## Directions
1. List every theme the blockchain course notes name under "Themes:".
2. Reproduce the part of the blockchain course notes that opens with the words containing "As attacks against" and closes with "protocols and apps.".

## Source excerpt
Blockchain Course – Cryptographic Assumptions & Challenges

Why These Topics Now? Scope & Objectives

We’ve covered symmetric, asymmetric, hashing, signatures.
Today: assumptions under pressure and new tools.
Themes:
- Real-world implementation failures
- Quantum threats
- Post-quantum cryptography,
- Fully-homomorphic Encryption
- Zero Knowledge Proofs
Outcome: awareness and evaluation skills, not proofs.

Cryptographic Assumptions Decay Over Time

As attacks against algorithms evolve; difficulty to break ciphers falls.
We must build hash/signature agility now.
Plan migrations in protocols and apps.

timeline
  title From "Safe" to "Deprecated"
  1995 : SHA-1 standardized; RSA-1024 common
  2005 : Theoretical attacks on SHA-1 published
  2011 : SHA-1 deprecated in many standards
  2017 : Practical SHA-1 collision demonstrated
  202X : PQC standardization; migration planning

Hash Fragility: Collision Resistance Isn’t Forever

SHA-1 (1995-2017): Once a global standard, now entirely deprecated due to practical collision attacks (e.g., SHAttered).
The Threat: Attackers can engineer two entirely different files (one benign, one malicious) that produce the exact same hash.
The Impact: Systems often sign the hash, not the file itself. A signature generated for the benign file will perfectly validate the malicious one.
The Fix: Migrate to modern, collision-resistant algorithms like SHA-256, SHA-512, or SHA-3.

Quantum Primer: Why It Matters for Cryptography

Classical vs. Quantum: Classical computers use bits (0 or 1). Quantum computers use qubits, leveraging superposition and entanglement to represent complex, overlapping states.
Exponential Speedup: Quantum algorithms use interference to solve specific structured math problems exponentially faster than any classical supercomputer.
The Cryptographic Threat: Unfortunately, the mathematical foundations of RSA and Elliptic Curve Cryptography (ECC) are exactly the types of problems quantum computers excel at breaking.

The Timeline: While practical, large-scale quantum computers do not exist yet, the threat of “Harvest Now, Decrypt Later” makes this an immediate priority for long-lived secrets.

Shor’s Algorithm (1994): Breaking RSA and ECC

The Mathematical Breakthrough: In 1994, Peter Shor proved that a quantum computer could efficiently factor large integers and solve discrete logarithms, effectively breaking RSA and ECC.
- Breaking modern crypto requires millions of physical qubits with advanced error correction, which remains a monumental engineering challenge.

## Given records
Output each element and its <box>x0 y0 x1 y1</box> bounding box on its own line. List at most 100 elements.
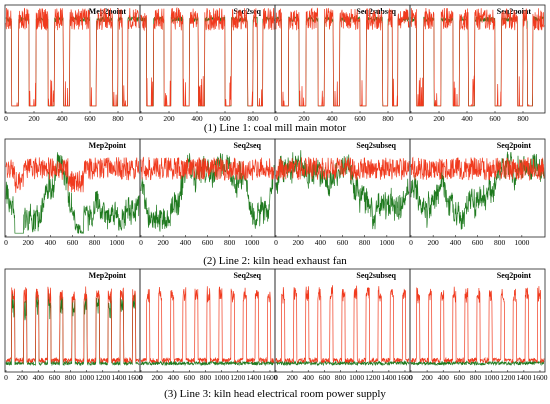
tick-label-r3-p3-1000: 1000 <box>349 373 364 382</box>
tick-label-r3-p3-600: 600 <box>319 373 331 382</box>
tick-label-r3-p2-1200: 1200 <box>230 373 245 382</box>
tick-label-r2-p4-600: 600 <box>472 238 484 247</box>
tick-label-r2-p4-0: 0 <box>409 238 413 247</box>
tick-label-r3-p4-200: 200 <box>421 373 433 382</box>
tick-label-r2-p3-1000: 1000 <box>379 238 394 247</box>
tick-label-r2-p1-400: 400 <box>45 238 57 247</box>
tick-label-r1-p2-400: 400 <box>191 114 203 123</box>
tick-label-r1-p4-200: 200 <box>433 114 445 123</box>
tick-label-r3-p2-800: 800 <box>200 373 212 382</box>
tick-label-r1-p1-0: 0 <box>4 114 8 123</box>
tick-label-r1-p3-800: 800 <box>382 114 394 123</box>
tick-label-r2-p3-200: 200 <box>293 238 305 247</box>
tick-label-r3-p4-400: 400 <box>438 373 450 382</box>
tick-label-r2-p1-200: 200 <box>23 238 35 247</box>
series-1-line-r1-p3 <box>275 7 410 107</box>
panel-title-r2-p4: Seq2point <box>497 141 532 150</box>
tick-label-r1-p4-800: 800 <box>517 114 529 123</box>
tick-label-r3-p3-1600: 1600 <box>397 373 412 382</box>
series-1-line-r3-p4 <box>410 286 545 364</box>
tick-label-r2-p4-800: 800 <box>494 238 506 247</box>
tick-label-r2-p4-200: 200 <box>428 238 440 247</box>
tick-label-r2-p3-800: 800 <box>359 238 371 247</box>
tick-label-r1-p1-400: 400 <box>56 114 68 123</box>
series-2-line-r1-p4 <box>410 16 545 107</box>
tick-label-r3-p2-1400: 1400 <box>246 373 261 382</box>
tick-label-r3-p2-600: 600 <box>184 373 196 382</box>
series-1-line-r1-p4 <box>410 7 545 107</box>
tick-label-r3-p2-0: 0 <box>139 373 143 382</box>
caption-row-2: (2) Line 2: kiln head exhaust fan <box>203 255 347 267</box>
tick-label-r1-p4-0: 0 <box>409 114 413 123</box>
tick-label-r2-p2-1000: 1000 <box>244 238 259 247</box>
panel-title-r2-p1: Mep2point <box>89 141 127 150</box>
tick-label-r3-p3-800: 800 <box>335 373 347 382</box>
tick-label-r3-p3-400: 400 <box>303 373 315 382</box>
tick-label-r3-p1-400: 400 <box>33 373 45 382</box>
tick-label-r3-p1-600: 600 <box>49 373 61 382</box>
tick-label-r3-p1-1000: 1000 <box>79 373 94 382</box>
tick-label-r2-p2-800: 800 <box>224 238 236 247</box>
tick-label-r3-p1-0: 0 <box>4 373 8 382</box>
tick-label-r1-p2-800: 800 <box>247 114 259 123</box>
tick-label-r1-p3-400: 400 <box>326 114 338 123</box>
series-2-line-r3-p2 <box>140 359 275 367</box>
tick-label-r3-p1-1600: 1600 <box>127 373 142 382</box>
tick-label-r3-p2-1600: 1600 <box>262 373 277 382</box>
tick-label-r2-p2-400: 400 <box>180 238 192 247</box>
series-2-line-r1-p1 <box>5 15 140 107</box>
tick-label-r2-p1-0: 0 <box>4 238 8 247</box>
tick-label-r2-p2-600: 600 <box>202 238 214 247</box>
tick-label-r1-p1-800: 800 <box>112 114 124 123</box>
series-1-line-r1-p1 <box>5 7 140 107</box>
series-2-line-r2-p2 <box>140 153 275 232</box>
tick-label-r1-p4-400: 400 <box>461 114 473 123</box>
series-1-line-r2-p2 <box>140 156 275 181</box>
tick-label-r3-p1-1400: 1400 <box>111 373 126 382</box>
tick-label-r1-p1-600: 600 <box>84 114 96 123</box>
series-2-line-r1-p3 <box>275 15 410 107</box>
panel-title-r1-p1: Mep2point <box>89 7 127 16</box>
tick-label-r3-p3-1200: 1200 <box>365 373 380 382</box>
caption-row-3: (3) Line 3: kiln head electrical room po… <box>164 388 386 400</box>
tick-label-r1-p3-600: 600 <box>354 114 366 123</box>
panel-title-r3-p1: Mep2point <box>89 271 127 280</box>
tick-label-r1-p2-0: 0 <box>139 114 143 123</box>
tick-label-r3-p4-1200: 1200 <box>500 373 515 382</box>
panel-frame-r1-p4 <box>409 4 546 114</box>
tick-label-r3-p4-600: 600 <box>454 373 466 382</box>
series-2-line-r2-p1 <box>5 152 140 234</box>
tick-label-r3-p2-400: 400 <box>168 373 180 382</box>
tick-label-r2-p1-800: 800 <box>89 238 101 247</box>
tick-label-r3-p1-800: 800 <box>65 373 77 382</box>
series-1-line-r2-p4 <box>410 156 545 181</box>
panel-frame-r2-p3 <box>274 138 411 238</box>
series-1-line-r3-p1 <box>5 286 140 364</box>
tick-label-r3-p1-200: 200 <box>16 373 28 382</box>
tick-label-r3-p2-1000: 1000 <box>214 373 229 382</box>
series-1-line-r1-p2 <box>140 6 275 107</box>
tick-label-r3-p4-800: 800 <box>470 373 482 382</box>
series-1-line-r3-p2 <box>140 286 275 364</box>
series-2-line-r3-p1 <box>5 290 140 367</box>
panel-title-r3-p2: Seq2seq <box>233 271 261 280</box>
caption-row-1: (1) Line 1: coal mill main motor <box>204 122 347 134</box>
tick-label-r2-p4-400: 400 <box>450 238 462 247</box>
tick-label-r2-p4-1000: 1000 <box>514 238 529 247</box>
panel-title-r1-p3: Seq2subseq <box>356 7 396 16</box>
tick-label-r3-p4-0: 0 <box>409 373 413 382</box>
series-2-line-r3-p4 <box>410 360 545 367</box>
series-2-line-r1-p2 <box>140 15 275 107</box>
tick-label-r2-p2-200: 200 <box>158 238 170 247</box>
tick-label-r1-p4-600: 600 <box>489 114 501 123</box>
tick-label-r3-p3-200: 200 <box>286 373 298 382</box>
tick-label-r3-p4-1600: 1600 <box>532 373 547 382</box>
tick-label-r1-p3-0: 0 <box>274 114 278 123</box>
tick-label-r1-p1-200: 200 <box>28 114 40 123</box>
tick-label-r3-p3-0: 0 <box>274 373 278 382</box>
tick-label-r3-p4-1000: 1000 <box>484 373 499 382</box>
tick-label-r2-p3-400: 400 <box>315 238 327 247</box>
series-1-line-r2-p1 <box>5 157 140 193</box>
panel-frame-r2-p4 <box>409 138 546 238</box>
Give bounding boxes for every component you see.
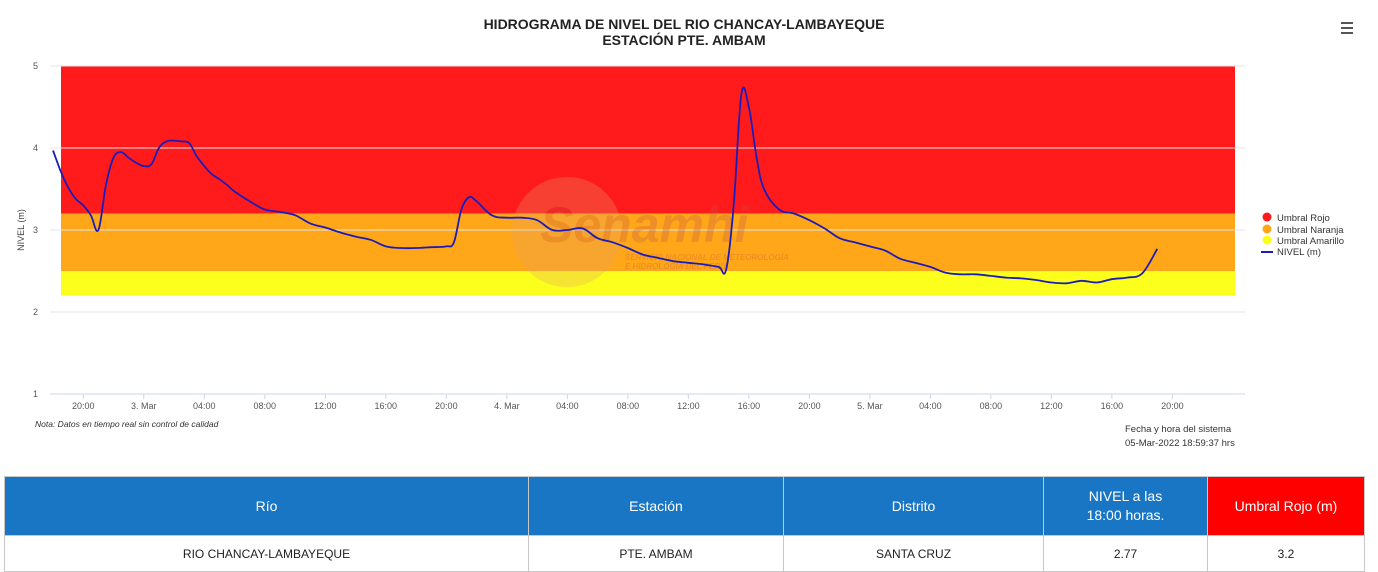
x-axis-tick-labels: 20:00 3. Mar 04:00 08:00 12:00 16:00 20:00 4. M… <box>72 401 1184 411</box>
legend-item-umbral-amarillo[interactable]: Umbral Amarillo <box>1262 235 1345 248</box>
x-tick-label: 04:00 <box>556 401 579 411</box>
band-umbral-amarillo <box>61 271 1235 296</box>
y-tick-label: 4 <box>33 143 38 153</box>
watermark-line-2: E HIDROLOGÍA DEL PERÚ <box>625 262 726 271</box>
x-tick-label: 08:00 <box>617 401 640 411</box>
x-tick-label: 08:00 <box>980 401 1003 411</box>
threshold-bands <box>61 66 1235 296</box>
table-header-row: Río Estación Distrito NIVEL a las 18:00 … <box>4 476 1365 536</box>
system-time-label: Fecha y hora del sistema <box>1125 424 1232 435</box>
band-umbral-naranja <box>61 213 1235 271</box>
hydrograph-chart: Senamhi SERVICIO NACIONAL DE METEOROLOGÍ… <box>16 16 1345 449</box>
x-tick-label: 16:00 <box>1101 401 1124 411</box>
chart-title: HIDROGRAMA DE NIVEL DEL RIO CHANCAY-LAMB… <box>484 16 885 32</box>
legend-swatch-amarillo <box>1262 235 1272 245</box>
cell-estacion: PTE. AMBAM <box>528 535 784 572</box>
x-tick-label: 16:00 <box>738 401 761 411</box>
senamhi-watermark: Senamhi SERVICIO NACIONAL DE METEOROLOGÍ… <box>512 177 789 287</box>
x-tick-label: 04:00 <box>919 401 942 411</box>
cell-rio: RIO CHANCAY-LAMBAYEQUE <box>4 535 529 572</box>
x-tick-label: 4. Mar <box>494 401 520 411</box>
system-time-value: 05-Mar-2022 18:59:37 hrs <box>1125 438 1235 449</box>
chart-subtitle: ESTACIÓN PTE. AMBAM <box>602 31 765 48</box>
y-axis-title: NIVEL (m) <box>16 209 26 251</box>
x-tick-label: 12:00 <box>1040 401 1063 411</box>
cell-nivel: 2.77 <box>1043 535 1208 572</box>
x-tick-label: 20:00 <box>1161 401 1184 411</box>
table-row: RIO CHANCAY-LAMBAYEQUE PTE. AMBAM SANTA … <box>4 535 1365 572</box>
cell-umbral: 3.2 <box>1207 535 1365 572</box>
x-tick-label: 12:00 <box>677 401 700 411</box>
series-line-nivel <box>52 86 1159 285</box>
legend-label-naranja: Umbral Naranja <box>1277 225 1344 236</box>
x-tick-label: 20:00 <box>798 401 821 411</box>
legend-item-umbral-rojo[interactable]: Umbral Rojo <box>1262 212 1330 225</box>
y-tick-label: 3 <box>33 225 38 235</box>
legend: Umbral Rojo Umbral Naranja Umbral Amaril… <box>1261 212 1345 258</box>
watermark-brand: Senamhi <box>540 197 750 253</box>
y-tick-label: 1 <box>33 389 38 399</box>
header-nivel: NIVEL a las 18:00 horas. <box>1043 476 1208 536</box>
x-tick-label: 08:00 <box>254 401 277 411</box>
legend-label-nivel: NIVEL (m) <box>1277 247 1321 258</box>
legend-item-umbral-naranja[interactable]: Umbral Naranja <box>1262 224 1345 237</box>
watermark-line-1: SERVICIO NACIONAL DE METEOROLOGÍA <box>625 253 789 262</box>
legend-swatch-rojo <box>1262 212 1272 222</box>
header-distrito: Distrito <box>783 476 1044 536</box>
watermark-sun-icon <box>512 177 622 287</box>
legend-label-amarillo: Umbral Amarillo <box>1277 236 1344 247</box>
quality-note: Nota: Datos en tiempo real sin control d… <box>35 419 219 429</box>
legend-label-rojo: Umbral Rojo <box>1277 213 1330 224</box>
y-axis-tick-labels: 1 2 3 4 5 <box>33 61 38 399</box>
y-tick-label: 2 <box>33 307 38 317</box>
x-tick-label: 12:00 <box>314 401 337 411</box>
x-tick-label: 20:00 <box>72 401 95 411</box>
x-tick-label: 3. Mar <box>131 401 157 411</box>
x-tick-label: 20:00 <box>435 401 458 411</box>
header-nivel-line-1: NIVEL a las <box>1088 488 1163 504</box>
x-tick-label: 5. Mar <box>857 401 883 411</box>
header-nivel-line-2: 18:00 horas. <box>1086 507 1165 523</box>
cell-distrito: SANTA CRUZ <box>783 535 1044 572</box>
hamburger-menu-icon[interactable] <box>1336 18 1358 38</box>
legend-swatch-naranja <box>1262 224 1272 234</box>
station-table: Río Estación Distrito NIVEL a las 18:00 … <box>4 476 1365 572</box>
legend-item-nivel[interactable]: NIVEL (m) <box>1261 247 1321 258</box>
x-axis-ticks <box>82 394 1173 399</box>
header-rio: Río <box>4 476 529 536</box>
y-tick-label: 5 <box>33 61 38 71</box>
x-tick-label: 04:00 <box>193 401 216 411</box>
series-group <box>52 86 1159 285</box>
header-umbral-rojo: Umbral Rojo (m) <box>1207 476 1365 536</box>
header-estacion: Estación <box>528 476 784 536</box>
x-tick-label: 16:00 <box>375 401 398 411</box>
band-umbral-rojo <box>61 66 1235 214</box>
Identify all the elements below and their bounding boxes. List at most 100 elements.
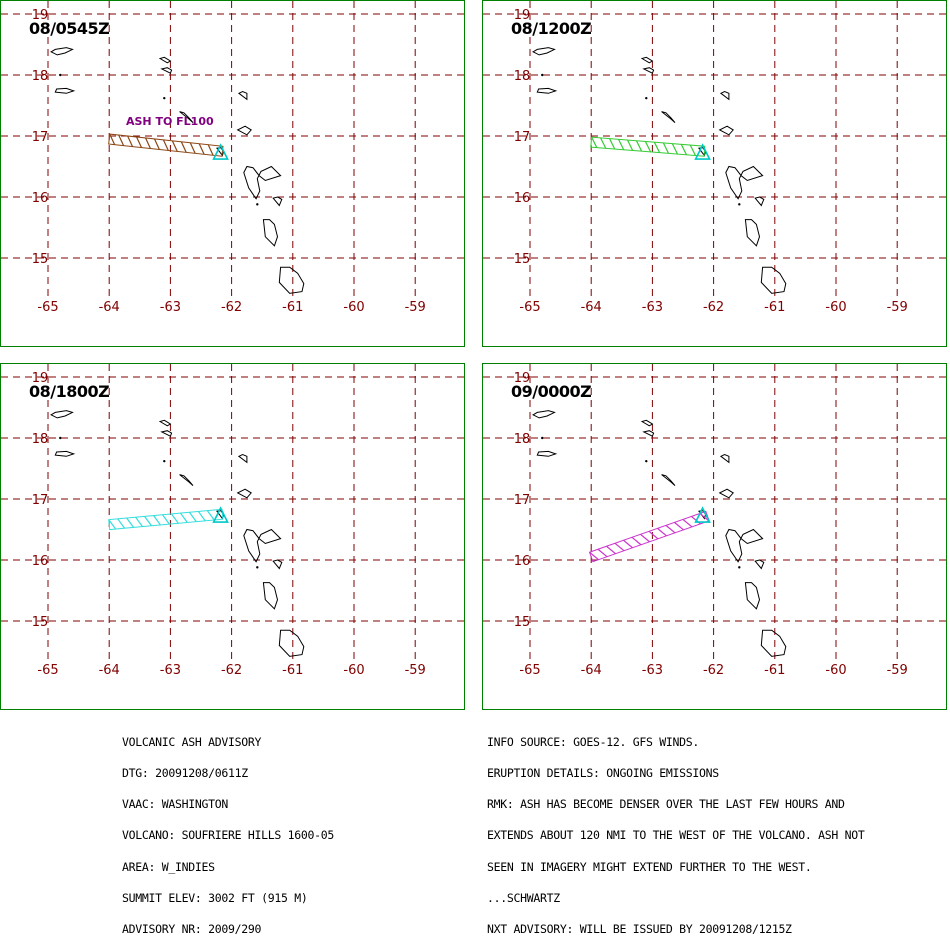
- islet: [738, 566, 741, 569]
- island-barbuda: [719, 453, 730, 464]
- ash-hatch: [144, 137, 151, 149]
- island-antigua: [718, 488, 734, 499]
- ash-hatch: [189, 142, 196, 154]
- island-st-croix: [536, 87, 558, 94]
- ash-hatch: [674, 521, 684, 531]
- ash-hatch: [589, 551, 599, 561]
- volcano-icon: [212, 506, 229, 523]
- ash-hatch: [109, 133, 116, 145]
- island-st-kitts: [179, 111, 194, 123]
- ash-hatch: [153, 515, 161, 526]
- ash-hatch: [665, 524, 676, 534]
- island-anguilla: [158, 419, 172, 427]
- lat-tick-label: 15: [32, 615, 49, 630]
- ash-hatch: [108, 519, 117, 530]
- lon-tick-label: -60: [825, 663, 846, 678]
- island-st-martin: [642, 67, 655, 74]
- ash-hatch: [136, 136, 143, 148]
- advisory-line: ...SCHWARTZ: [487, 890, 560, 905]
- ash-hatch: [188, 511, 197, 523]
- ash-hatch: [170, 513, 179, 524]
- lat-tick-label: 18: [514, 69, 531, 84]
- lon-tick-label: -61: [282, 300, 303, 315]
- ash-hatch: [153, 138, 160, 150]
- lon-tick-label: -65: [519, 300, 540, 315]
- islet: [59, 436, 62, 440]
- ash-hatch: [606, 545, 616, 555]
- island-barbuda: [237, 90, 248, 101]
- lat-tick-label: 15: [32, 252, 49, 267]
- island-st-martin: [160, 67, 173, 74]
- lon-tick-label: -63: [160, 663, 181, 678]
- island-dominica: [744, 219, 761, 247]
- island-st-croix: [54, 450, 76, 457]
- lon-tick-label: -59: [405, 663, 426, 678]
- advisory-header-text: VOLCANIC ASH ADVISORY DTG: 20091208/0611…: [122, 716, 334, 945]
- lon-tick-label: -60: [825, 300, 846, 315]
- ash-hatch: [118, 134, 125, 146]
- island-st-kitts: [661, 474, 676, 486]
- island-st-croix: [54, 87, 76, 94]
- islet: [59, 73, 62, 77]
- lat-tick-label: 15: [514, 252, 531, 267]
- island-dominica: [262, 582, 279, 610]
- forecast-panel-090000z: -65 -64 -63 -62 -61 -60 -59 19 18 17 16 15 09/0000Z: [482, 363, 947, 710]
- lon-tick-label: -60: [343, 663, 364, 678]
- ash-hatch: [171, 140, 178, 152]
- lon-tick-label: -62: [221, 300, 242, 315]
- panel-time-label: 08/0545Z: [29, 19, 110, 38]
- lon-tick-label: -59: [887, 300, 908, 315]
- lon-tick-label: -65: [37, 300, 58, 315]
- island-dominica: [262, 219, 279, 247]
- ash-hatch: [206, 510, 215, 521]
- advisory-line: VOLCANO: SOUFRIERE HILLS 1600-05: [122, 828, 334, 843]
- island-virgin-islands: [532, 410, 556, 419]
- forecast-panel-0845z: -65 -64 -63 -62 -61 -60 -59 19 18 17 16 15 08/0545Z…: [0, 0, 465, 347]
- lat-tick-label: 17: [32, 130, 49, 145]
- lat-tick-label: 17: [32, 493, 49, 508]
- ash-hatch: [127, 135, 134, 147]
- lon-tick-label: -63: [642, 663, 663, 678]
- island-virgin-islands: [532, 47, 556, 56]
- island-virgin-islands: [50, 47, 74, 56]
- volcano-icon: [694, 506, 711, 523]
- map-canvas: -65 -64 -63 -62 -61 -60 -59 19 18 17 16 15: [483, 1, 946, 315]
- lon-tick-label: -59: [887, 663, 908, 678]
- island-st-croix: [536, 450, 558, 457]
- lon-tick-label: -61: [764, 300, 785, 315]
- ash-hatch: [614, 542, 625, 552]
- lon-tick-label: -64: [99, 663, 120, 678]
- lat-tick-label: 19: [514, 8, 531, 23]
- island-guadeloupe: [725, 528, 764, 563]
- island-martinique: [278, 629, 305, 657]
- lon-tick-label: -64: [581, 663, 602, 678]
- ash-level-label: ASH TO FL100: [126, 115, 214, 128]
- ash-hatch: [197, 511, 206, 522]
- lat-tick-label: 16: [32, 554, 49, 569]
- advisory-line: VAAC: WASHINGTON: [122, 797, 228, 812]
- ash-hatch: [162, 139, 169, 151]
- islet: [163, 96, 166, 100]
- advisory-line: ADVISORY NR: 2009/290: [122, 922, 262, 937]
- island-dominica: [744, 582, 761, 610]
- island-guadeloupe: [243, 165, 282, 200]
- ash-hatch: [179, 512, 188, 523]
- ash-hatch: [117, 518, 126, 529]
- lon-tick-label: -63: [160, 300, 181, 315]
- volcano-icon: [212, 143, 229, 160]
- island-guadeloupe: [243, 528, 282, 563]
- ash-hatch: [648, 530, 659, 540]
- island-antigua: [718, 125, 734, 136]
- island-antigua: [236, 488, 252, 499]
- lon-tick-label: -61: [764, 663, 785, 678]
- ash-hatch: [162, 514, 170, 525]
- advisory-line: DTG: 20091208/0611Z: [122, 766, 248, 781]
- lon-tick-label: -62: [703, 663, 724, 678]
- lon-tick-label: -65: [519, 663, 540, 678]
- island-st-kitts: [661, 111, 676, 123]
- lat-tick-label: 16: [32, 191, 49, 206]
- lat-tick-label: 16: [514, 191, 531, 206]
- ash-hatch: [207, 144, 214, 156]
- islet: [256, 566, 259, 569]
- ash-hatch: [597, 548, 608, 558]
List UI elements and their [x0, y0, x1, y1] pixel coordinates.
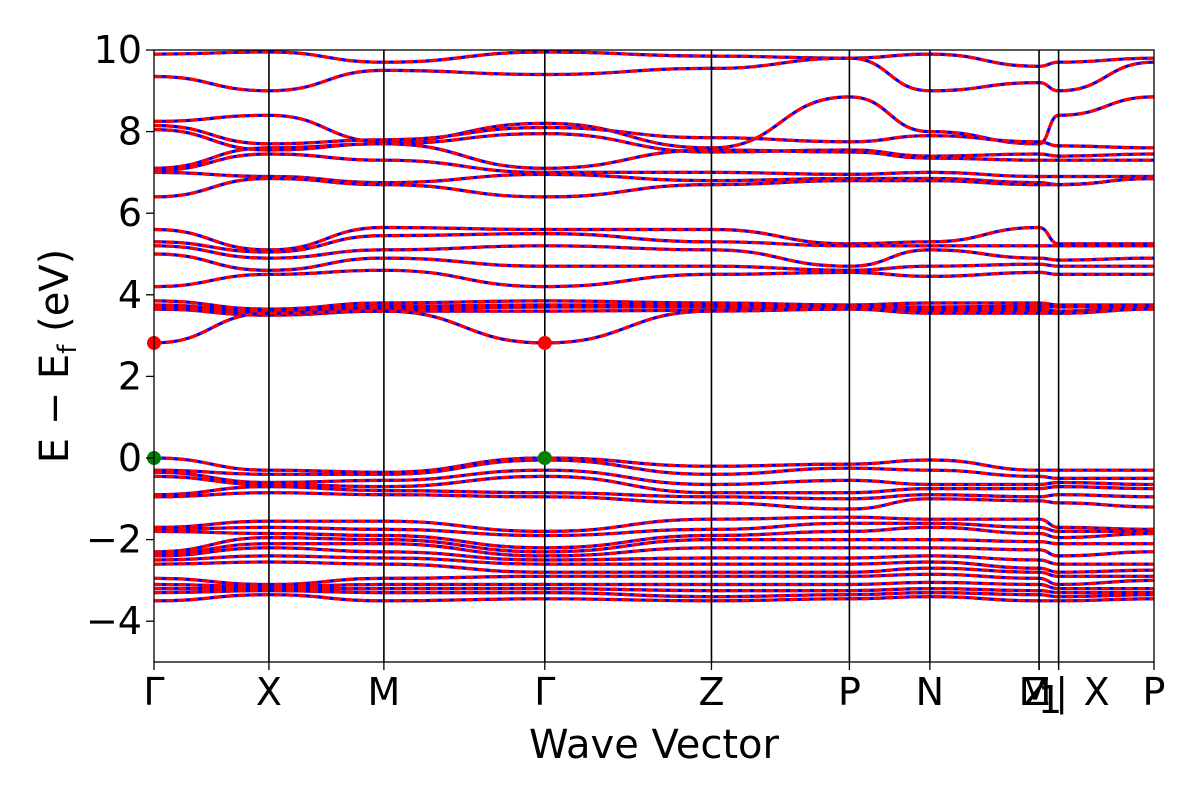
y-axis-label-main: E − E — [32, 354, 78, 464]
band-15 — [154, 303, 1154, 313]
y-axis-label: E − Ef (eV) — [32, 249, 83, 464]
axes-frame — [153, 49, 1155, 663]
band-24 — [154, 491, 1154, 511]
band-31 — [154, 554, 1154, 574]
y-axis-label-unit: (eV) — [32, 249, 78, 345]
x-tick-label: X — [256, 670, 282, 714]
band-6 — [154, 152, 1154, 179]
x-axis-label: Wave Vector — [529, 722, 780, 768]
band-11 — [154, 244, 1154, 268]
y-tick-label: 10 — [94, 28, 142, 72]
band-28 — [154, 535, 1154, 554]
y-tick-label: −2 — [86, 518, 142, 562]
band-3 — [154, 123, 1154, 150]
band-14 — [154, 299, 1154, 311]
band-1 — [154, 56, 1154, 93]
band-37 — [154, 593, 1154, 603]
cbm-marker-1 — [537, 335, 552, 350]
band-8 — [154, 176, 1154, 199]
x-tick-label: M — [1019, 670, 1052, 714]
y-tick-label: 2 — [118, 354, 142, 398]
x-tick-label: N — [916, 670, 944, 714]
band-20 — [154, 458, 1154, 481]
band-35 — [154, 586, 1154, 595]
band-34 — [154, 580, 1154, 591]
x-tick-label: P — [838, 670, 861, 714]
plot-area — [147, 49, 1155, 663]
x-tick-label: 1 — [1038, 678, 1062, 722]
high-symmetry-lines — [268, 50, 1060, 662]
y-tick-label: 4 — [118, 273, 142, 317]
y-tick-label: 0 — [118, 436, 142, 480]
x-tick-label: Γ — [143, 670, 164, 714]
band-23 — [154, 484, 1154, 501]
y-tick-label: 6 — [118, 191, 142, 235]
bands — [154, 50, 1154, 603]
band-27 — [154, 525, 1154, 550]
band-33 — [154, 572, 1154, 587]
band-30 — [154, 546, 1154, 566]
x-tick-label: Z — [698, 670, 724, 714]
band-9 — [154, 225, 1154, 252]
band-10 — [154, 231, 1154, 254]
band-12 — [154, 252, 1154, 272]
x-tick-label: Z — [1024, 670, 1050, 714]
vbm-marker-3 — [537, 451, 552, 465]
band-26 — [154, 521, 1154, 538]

## Answers for this exercise
1.
- Real-world implementation failures
- Quantum threats
- Post-quantum cryptography
- Fully-homomorphic Encryption
- Zero Knowledge Proofs

2.
As attacks against algorithms evolve; difficulty to break ciphers falls.
We must build hash/signature agility now.
Plan migrations in protocols and apps.